__Spatial annotation items__
===============

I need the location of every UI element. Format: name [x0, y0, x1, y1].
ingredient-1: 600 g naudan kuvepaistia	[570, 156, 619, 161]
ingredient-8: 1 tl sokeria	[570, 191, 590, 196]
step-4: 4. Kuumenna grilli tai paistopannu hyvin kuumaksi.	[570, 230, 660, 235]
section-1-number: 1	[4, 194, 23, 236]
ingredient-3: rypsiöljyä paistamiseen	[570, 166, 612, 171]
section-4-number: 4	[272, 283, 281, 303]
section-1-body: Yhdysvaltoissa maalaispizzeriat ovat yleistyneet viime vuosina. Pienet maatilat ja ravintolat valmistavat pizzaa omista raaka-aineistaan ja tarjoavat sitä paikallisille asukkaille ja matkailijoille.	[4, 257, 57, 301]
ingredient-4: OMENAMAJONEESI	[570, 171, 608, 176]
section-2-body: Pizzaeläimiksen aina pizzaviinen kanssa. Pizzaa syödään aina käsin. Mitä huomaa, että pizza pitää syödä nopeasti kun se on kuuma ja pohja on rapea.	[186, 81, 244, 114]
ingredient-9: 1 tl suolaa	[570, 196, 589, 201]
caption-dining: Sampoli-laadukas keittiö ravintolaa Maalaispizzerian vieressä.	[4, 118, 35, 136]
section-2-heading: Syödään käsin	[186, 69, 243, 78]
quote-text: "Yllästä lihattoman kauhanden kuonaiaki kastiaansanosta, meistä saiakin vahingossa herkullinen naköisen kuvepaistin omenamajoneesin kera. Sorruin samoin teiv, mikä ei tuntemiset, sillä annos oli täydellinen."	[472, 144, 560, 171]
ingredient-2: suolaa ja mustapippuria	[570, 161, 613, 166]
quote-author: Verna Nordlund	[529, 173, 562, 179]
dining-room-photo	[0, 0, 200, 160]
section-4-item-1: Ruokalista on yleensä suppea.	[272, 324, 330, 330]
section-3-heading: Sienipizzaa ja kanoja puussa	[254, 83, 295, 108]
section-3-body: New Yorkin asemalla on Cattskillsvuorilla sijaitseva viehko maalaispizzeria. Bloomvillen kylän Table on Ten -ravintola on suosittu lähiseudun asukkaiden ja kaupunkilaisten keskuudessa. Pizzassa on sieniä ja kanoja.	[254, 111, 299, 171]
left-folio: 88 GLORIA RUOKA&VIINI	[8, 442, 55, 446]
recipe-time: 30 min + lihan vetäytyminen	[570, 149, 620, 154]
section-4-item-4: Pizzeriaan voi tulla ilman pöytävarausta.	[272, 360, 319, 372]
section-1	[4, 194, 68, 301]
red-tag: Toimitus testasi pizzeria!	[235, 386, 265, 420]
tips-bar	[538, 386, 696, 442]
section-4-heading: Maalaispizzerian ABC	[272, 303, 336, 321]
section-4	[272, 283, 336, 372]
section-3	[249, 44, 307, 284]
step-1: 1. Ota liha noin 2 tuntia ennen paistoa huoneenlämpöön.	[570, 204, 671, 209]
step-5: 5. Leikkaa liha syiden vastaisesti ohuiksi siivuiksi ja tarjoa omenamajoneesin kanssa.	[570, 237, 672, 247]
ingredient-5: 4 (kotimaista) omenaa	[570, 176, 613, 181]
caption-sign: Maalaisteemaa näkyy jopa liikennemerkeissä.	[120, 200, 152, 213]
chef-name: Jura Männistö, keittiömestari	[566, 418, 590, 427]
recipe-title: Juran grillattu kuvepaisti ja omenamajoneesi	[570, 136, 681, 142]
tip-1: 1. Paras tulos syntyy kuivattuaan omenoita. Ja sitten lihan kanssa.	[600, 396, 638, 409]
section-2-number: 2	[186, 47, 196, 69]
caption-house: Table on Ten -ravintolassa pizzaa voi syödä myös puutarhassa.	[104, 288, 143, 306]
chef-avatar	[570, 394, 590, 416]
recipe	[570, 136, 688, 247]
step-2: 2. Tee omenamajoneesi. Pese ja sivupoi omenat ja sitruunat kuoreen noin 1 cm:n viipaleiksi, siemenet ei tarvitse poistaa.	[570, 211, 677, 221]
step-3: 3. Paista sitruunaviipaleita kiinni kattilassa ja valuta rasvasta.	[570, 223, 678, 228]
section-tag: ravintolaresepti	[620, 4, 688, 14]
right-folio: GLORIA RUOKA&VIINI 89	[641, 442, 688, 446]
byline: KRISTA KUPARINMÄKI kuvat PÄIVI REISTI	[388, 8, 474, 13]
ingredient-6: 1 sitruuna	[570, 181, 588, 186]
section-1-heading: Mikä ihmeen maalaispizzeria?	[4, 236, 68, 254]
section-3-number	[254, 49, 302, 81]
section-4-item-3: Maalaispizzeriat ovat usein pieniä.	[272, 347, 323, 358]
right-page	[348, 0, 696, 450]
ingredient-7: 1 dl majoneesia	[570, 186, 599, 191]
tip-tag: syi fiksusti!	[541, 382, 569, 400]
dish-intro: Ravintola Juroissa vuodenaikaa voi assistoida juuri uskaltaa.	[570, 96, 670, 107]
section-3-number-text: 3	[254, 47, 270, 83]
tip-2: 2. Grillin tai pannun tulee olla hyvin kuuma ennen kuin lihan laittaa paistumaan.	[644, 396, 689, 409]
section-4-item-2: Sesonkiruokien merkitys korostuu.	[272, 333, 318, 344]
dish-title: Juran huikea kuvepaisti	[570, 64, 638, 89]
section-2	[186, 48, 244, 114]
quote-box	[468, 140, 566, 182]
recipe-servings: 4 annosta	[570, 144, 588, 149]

===============

__The task__
Format every line of the items above as a JSON list of strings, with one string per line and no blank lines.

__Solution for this exercise__
[
  "I need the location of every UI element. Format: name [x0, y0, x1, y1].",
  "ingredient-1: 600 g naudan kuvepaistia\t[570, 156, 619, 161]",
  "ingredient-8: 1 tl sokeria\t[570, 191, 590, 196]",
  "step-4: 4. Kuumenna grilli tai paistopannu hyvin kuumaksi.\t[570, 230, 660, 235]",
  "section-1-number: 1\t[4, 194, 23, 236]",
  "ingredient-3: rypsiöljyä paistamiseen\t[570, 166, 612, 171]",
  "section-4-number: 4\t[272, 283, 281, 303]",
  "section-1-body: Yhdysvaltoissa maalaispizzeriat ovat yleistyneet viime vuosina. Pienet maatilat ja ravintolat valmistavat pizzaa omista raaka-aineistaan ja tarjoavat sitä paikallisille asukkaille ja matkailijoille.\t[4, 257, 57, 301]",
  "ingredient-4: OMENAMAJONEESI\t[570, 171, 608, 176]",
  "section-2-body: Pizzaeläimiksen aina pizzaviinen kanssa. Pizzaa syödään aina käsin. Mitä huomaa, että pizza pitää syödä nopeasti kun se on kuuma ja pohja on rapea.\t[186, 81, 244, 114]",
  "ingredient-9: 1 tl suolaa\t[570, 196, 589, 201]",
  "caption-dining: Sampoli-laadukas keittiö ravintolaa Maalaispizzerian vieressä.\t[4, 118, 35, 136]",
  "section-2-heading: Syödään käsin\t[186, 69, 243, 78]",
  "quote-text: \"Yllästä lihattoman kauhanden kuonaiaki kastiaansanosta, meistä saiakin vahingossa herkullinen naköisen kuvepaistin omenamajoneesin kera. Sorruin samoin teiv, mikä ei tuntemiset, sillä annos oli täydellinen.\"\t[472, 144, 560, 171]",
  "ingredient-2: suolaa ja mustapippuria\t[570, 161, 613, 166]",
  "quote-author: Verna Nordlund\t[529, 173, 562, 179]",
  "dining-room-photo\t[0, 0, 200, 160]",
  "section-4-item-1: Ruokalista on yleensä suppea.\t[272, 324, 330, 330]",
  "section-3-heading: Sienipizzaa ja kanoja puussa\t[254, 83, 295, 108]",
  "section-3-body: New Yorkin asemalla on Cattskillsvuorilla sijaitseva viehko maalaispizzeria. Bloomvillen kylän Table on Ten -ravintola on suosittu lähiseudun asukkaiden ja kaupunkilaisten keskuudessa. Pizzassa on sieniä ja kanoja.\t[254, 111, 299, 171]",
  "left-folio: 88 GLORIA RUOKA&VIINI\t[8, 442, 55, 446]",
  "recipe-time: 30 min + lihan vetäytyminen\t[570, 149, 620, 154]",
  "section-4-item-4: Pizzeriaan voi tulla ilman pöytävarausta.\t[272, 360, 319, 372]",
  "section-1\t[4, 194, 68, 301]",
  "red-tag: Toimitus testasi pizzeria!\t[235, 386, 265, 420]",
  "tips-bar\t[538, 386, 696, 442]",
  "section-4-heading: Maalaispizzerian ABC\t[272, 303, 336, 321]",
  "section-4\t[272, 283, 336, 372]",
  "section-3\t[249, 44, 307, 284]",
  "step-1: 1. Ota liha noin 2 tuntia ennen paistoa huoneenlämpöön.\t[570, 204, 671, 209]",
  "step-5: 5. Leikkaa liha syiden vastaisesti ohuiksi siivuiksi ja tarjoa omenamajoneesin kanssa.\t[570, 237, 672, 247]",
  "ingredient-5: 4 (kotimaista) omenaa\t[570, 176, 613, 181]",
  "caption-sign: Maalaisteemaa näkyy jopa liikennemerkeissä.\t[120, 200, 152, 213]",
  "chef-name: Jura Männistö, keittiömestari\t[566, 418, 590, 427]",
  "recipe-title: Juran grillattu kuvepaisti ja omenamajoneesi\t[570, 136, 681, 142]",
  "tip-1: 1. Paras tulos syntyy kuivattuaan omenoita. Ja sitten lihan kanssa.\t[600, 396, 638, 409]",
  "section-2-number: 2\t[186, 47, 196, 69]",
  "caption-house: Table on Ten -ravintolassa pizzaa voi syödä myös puutarhassa.\t[104, 288, 143, 306]",
  "chef-avatar\t[570, 394, 590, 416]",
  "recipe\t[570, 136, 688, 247]",
  "step-2: 2. Tee omenamajoneesi. Pese ja sivupoi omenat ja sitruunat kuoreen noin 1 cm:n viipaleiksi, siemenet ei tarvitse poistaa.\t[570, 211, 677, 221]",
  "step-3: 3. Paista sitruunaviipaleita kiinni kattilassa ja valuta rasvasta.\t[570, 223, 678, 228]",
  "section-tag: ravintolaresepti\t[620, 4, 688, 14]",
  "right-folio: GLORIA RUOKA&VIINI 89\t[641, 442, 688, 446]",
  "byline: KRISTA KUPARINMÄKI kuvat PÄIVI REISTI\t[388, 8, 474, 13]",
  "ingredient-6: 1 sitruuna\t[570, 181, 588, 186]",
  "section-1-heading: Mikä ihmeen maalaispizzeria?\t[4, 236, 68, 254]",
  "section-3-number\t[254, 49, 302, 81]",
  "section-4-item-3: Maalaispizzeriat ovat usein pieniä.\t[272, 347, 323, 358]",
  "right-page\t[348, 0, 696, 450]",
  "ingredient-7: 1 dl majoneesia\t[570, 186, 599, 191]",
  "tip-tag: syi fiksusti!\t[541, 382, 569, 400]",
  "dish-intro: Ravintola Juroissa vuodenaikaa voi assistoida juuri uskaltaa.\t[570, 96, 670, 107]",
  "section-3-number-text: 3\t[254, 47, 270, 83]",
  "tip-2: 2. Grillin tai pannun tulee olla hyvin kuuma ennen kuin lihan laittaa paistumaan.\t[644, 396, 689, 409]",
  "section-4-item-2: Sesonkiruokien merkitys korostuu.\t[272, 333, 318, 344]",
  "dish-title: Juran huikea kuvepaisti\t[570, 64, 638, 89]",
  "section-2\t[186, 48, 244, 114]",
  "quote-box\t[468, 140, 566, 182]",
  "recipe-servings: 4 annosta\t[570, 144, 588, 149]"
]